SOURCE RECORDS:

********************

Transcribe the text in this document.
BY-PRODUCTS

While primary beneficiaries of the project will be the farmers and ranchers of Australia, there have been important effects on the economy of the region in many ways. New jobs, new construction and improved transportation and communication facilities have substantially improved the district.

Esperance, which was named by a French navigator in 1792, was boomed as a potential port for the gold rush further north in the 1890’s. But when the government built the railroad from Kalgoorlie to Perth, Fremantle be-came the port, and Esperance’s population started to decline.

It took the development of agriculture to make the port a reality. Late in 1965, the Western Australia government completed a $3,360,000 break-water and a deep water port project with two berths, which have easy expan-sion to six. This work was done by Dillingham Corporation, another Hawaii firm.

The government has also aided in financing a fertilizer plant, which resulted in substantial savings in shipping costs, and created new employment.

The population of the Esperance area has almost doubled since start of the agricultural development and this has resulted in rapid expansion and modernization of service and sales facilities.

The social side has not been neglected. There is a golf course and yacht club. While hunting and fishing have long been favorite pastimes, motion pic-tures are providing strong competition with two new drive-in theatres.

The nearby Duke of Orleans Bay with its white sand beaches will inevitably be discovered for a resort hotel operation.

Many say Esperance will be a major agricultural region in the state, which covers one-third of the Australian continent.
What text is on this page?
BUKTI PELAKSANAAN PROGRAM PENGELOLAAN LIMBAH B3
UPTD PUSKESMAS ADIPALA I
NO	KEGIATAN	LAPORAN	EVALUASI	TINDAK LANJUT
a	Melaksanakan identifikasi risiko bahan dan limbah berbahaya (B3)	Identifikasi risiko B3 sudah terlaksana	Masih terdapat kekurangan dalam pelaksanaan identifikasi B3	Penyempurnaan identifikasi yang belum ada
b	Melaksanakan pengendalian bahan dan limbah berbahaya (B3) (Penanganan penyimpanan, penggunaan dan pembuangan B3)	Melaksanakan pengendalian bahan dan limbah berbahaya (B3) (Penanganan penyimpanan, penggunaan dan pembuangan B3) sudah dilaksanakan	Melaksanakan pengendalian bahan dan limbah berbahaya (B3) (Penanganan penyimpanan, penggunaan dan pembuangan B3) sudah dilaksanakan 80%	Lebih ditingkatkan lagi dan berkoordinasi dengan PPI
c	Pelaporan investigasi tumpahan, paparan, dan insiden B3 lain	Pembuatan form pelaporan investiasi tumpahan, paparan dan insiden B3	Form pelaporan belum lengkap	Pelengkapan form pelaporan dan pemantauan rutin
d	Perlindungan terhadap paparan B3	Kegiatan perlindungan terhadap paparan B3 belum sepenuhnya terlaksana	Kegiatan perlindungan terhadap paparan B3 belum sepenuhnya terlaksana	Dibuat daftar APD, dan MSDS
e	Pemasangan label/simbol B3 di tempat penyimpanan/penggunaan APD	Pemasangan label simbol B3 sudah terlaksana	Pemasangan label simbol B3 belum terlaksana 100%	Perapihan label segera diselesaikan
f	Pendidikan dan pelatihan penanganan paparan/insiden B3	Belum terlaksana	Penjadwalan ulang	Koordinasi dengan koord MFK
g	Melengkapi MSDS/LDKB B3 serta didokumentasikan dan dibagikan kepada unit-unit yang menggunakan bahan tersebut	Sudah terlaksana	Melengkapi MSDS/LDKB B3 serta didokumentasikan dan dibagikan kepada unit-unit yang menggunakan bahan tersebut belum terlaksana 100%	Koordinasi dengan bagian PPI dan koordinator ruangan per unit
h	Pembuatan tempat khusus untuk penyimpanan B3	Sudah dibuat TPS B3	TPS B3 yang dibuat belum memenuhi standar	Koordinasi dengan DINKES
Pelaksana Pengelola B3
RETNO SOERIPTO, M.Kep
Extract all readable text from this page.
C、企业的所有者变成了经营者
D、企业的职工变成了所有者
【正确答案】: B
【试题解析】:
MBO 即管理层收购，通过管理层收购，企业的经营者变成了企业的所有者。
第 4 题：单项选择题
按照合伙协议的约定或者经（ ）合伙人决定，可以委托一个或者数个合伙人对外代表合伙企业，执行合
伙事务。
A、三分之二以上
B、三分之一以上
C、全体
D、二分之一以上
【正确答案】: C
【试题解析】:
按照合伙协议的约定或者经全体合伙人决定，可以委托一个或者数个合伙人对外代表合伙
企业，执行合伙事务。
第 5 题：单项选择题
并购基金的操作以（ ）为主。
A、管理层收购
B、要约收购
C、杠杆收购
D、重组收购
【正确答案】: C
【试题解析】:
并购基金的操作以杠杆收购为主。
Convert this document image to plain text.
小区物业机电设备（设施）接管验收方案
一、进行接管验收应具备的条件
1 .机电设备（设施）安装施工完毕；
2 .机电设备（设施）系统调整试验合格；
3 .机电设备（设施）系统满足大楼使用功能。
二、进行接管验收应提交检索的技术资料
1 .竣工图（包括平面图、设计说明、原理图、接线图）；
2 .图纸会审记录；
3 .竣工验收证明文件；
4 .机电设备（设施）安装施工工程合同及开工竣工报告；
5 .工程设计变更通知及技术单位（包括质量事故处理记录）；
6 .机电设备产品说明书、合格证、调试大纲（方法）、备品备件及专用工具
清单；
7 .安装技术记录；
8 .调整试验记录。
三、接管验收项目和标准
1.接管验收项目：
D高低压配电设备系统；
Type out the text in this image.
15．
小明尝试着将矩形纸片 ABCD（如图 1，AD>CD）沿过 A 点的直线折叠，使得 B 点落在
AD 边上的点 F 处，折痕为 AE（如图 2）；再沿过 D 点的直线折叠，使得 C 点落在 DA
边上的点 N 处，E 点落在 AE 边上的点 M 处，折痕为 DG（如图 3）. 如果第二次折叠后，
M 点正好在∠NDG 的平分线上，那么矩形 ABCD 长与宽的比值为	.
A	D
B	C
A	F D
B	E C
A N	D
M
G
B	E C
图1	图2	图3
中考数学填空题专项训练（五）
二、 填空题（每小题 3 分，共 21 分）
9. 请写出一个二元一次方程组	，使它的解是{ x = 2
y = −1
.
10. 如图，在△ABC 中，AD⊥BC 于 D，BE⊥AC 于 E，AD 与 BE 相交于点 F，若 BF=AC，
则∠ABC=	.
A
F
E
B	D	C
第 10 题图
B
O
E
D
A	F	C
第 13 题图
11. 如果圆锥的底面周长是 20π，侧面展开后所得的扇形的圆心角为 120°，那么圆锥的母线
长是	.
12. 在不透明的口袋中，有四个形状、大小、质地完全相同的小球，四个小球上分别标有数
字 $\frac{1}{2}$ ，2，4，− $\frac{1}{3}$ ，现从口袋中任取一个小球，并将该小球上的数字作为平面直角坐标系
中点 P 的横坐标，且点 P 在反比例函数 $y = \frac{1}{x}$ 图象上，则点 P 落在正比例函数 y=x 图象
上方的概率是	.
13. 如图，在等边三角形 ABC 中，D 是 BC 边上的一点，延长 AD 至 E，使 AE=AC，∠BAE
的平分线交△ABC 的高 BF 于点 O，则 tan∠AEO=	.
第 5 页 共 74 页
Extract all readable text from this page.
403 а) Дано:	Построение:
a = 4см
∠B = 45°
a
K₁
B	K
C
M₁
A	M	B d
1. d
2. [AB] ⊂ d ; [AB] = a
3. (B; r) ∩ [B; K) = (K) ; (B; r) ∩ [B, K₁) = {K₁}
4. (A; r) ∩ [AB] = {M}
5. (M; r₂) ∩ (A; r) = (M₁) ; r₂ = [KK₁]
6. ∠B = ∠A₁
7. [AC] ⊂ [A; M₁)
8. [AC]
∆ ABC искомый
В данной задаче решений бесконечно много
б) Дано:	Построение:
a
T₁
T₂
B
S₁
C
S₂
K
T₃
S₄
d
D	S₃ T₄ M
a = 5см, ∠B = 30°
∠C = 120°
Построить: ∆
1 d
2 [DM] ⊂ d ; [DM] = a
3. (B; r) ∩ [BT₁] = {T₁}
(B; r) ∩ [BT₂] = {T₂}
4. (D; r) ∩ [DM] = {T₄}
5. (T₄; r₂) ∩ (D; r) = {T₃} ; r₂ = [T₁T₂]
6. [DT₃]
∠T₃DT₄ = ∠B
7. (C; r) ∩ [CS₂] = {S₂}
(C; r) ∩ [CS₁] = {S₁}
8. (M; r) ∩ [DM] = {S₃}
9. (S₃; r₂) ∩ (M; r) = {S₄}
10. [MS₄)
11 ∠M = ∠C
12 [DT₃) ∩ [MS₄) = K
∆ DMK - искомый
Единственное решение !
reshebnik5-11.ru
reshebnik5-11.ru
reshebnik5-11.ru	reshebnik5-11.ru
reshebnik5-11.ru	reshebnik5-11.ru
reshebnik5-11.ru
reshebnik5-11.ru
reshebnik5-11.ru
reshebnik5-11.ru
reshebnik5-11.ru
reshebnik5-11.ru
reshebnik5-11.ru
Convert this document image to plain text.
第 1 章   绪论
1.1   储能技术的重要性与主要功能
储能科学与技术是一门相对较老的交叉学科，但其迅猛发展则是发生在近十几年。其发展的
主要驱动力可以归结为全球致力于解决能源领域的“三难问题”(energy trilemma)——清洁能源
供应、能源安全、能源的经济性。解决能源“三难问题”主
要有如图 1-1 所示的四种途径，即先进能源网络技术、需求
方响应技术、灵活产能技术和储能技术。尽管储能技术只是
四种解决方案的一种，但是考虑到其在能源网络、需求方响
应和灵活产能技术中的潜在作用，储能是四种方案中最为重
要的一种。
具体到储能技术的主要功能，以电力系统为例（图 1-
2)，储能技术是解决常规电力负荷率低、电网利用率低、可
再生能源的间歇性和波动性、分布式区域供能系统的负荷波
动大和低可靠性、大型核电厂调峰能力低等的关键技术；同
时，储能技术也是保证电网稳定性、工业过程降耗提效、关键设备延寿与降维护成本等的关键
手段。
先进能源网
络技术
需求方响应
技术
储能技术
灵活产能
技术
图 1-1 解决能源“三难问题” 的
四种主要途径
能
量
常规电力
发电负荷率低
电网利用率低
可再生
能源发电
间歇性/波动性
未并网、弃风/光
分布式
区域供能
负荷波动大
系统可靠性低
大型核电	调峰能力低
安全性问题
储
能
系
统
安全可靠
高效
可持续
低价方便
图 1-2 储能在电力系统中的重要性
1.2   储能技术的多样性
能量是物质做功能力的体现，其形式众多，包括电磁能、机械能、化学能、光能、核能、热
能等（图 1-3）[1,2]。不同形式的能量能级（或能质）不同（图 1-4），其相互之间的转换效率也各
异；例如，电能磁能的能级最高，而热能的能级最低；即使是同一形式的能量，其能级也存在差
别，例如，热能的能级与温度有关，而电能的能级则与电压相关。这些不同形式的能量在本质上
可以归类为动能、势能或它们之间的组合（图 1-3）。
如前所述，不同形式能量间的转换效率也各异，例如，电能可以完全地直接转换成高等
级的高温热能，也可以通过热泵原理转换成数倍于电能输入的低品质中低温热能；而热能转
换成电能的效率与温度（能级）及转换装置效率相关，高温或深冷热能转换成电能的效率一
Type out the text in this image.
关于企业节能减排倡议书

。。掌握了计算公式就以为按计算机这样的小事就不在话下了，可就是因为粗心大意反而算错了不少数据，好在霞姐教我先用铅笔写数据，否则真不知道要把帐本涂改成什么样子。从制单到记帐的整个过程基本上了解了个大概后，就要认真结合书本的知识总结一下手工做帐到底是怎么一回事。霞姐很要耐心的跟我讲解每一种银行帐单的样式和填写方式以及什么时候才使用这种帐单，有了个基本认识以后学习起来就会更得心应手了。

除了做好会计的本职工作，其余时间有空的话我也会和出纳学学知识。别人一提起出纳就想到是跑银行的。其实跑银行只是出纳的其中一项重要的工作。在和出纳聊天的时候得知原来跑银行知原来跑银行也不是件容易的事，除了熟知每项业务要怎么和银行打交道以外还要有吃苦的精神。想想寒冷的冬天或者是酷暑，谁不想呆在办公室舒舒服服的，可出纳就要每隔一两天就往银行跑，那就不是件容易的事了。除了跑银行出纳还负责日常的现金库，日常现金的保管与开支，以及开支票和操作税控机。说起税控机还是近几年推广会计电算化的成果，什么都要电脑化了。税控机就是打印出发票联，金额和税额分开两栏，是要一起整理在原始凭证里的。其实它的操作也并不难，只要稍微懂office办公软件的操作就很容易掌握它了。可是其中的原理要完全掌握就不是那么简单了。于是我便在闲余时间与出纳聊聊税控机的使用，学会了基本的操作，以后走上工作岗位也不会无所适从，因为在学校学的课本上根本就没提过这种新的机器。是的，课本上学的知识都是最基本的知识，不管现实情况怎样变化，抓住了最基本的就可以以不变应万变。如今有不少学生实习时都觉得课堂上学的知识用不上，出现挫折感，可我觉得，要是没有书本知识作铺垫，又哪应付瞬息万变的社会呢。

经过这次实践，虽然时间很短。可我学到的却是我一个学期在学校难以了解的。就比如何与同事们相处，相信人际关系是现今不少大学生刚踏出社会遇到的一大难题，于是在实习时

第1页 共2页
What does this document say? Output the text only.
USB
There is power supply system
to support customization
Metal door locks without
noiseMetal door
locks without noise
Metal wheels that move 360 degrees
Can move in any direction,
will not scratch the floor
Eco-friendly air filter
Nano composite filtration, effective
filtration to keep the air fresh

********************

INSTRUCTION: Locate the word "locks" in the entries, and copy every line where it is found.

OUTPUT FOR THIS TASK:
Metal door locks without
locks without noise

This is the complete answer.